— What you will do —
Copy each line of the entries beneath that contains the word "text".

— Source material —

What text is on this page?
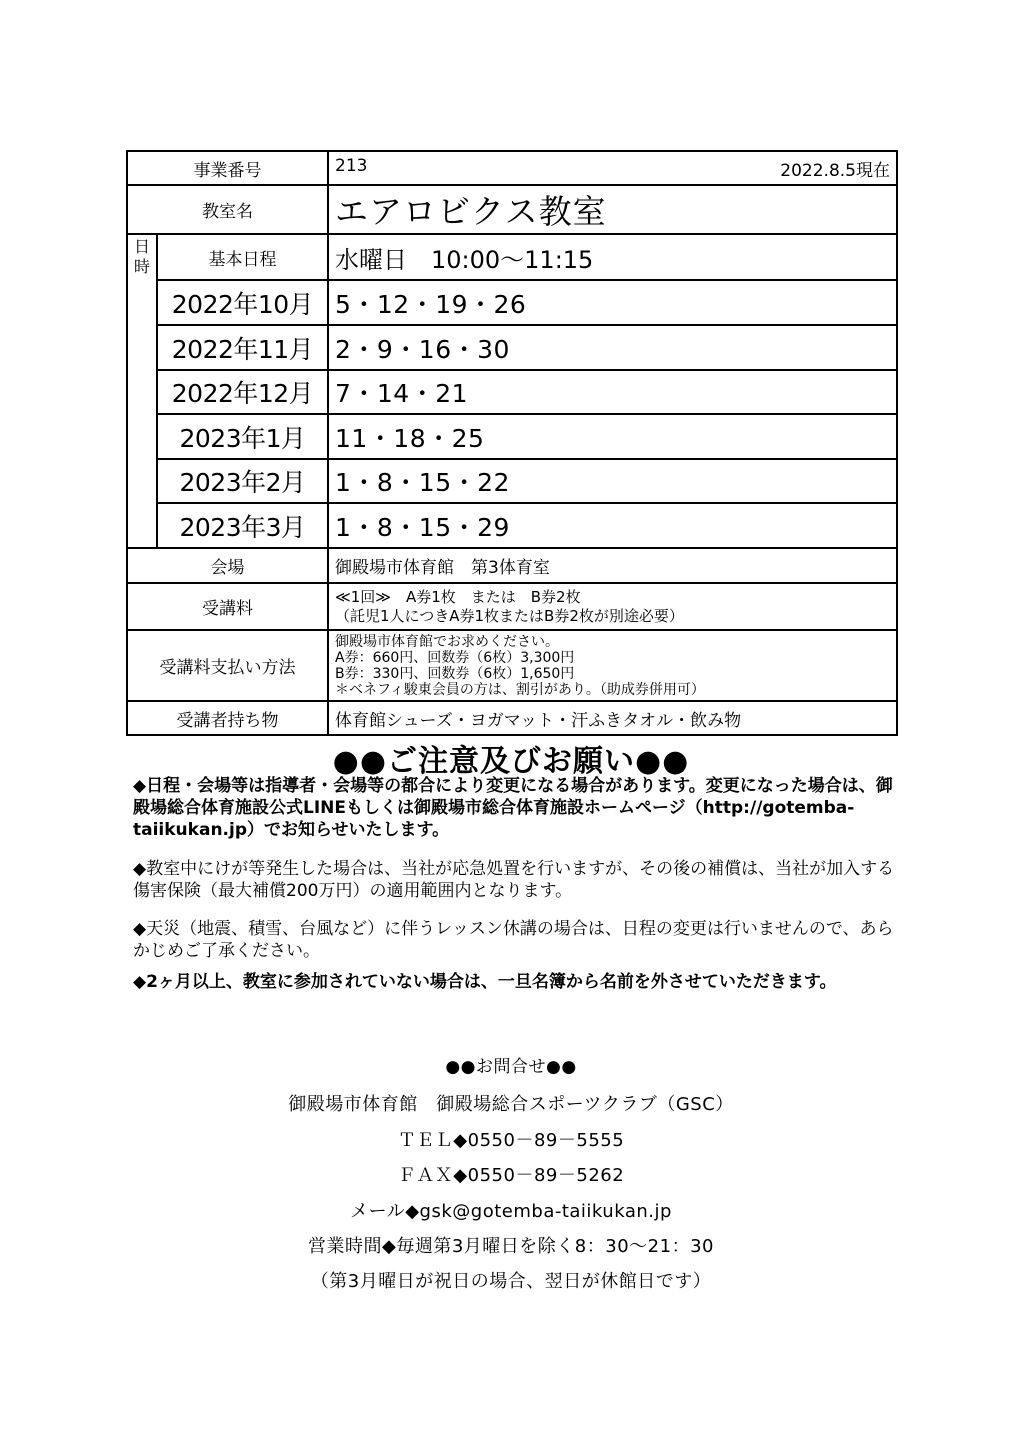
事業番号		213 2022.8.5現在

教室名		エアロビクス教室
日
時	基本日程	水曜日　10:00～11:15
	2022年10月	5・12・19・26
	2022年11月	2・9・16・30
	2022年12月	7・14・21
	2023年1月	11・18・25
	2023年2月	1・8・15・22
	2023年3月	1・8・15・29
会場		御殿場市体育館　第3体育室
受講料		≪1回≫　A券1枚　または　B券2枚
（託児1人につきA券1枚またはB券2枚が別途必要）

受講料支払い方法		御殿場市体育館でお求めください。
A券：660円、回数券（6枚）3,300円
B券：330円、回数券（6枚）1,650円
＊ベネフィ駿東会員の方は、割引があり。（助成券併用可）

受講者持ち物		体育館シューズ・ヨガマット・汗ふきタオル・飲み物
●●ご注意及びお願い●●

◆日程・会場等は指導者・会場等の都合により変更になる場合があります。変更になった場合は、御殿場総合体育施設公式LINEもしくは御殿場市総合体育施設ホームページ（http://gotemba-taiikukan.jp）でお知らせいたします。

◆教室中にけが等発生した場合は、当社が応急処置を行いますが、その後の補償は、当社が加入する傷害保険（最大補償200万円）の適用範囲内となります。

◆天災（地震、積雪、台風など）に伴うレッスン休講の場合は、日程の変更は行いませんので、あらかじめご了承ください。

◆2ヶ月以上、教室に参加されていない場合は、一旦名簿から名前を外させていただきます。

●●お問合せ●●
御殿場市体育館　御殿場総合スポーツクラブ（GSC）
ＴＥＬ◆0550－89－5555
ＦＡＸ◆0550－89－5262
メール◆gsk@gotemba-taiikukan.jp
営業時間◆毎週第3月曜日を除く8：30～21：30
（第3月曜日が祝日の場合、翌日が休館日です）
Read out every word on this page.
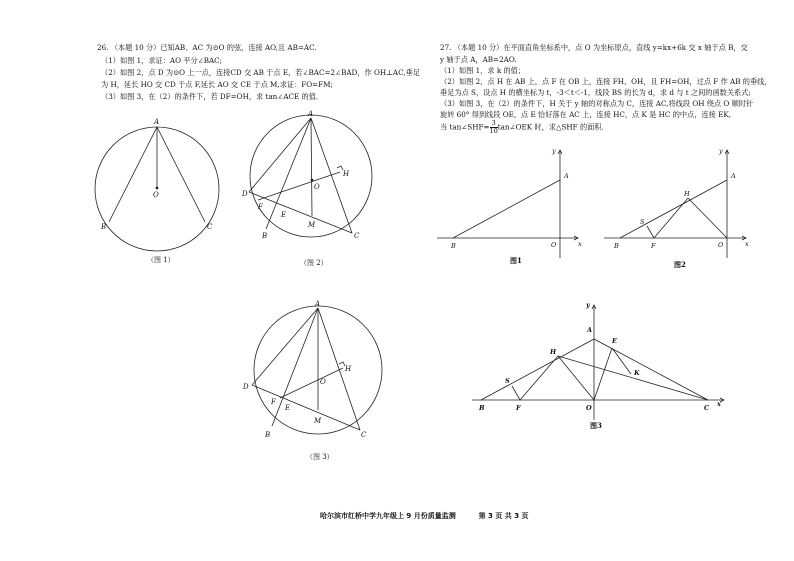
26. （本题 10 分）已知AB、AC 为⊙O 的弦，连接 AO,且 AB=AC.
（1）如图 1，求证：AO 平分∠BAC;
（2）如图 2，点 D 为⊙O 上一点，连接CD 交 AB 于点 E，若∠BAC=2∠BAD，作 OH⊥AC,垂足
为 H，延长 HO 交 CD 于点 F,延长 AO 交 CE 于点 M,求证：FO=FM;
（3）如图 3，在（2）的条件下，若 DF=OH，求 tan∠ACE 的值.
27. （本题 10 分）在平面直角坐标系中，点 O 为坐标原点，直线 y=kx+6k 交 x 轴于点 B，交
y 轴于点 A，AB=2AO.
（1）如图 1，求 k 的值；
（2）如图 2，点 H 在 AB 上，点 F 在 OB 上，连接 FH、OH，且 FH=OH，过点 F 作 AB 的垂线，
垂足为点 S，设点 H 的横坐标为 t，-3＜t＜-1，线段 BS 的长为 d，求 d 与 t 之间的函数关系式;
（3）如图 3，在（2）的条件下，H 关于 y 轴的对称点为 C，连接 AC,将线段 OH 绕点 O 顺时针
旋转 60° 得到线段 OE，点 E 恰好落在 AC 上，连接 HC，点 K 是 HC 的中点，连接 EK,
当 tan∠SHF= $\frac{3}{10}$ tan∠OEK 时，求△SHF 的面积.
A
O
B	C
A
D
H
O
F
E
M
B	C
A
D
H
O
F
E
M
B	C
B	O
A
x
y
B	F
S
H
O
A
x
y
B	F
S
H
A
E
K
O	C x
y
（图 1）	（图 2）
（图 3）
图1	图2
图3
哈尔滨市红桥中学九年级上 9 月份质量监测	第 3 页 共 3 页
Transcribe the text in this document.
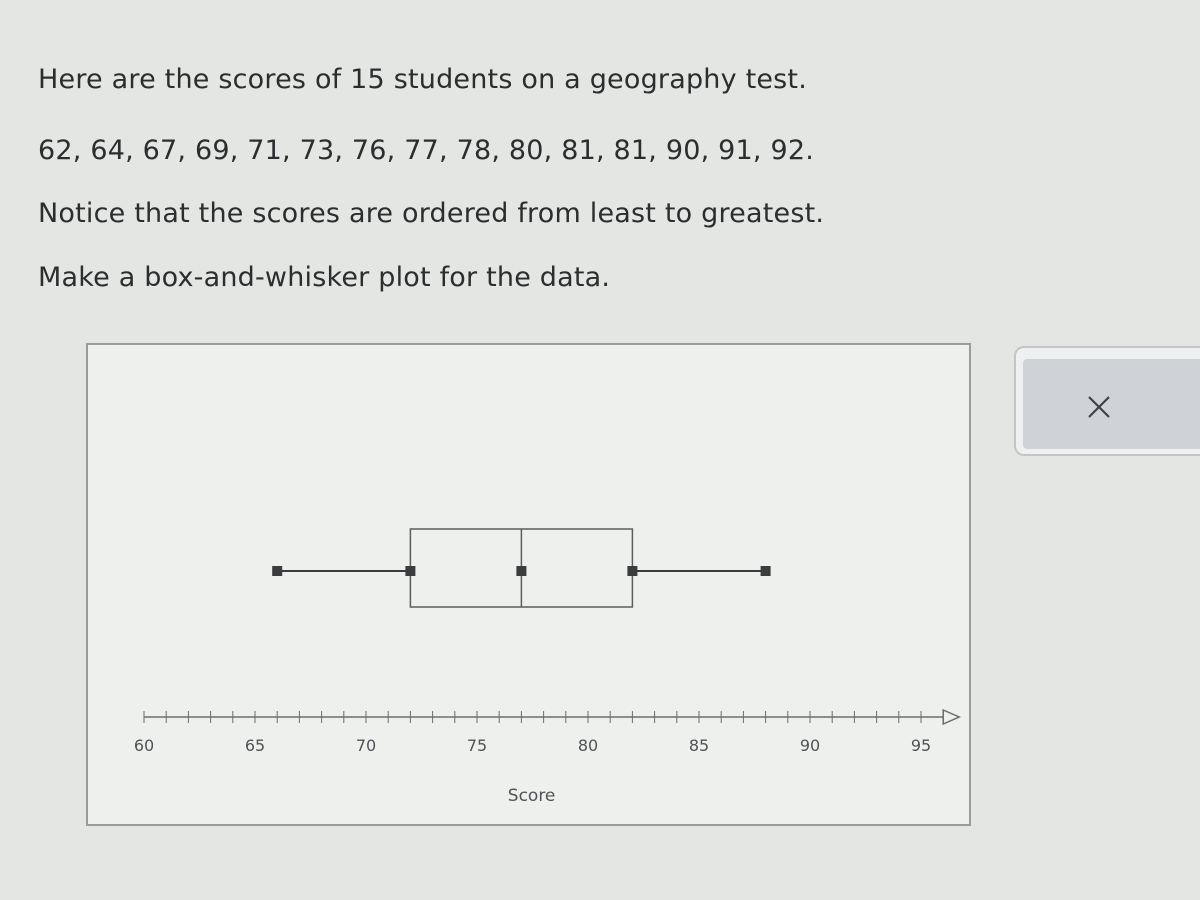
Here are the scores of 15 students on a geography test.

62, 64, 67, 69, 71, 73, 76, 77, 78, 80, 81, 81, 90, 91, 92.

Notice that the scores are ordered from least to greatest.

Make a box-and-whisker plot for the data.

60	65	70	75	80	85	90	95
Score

— Exercise output —
What text is on this page?
Transcribe the text in this document.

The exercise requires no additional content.